What to work on: Transcribe each record below word for word.

Excerpts from a figure dataset:
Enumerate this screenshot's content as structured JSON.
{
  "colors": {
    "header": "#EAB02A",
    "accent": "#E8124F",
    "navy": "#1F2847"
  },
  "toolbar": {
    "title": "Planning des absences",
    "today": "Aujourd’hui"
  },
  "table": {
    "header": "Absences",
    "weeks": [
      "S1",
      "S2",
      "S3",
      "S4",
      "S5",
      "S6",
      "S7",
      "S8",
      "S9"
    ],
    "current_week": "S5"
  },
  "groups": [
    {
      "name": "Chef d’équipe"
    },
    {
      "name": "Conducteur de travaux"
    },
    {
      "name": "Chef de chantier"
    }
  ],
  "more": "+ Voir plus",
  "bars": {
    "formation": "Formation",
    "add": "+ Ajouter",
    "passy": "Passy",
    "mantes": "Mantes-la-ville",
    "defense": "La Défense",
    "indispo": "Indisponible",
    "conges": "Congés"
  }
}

Exercise solution:
Enumerate this screenshot's content as structured JSON.
{
  "colors": {
    "header": "#EAB02A",
    "accent": "#E8124F",
    "navy": "#1F2847"
  },
  "toolbar": {
    "title": "Planning des absences",
    "today": "Aujourd’hui"
  },
  "table": {
    "header": "Absences",
    "weeks": [
      "S1",
      "S2",
      "S3",
      "S4",
      "S5",
      "S6",
      "S7",
      "S8",
      "S9"
    ],
    "current_week": "S5"
  },
  "groups": [
    {
      "name": "Chef d’équipe"
    },
    {
      "name": "Conducteur de travaux"
    },
    {
      "name": "Chef de chantier"
    }
  ],
  "more": "+ Voir plus",
  "bars": {
    "formation": "Formation",
    "add": "+ Ajouter",
    "passy": "Passy",
    "mantes": "Mantes-la-ville",
    "defense": "La Défense",
    "indispo": "Indisponible",
    "conges": "Congés"
  }
}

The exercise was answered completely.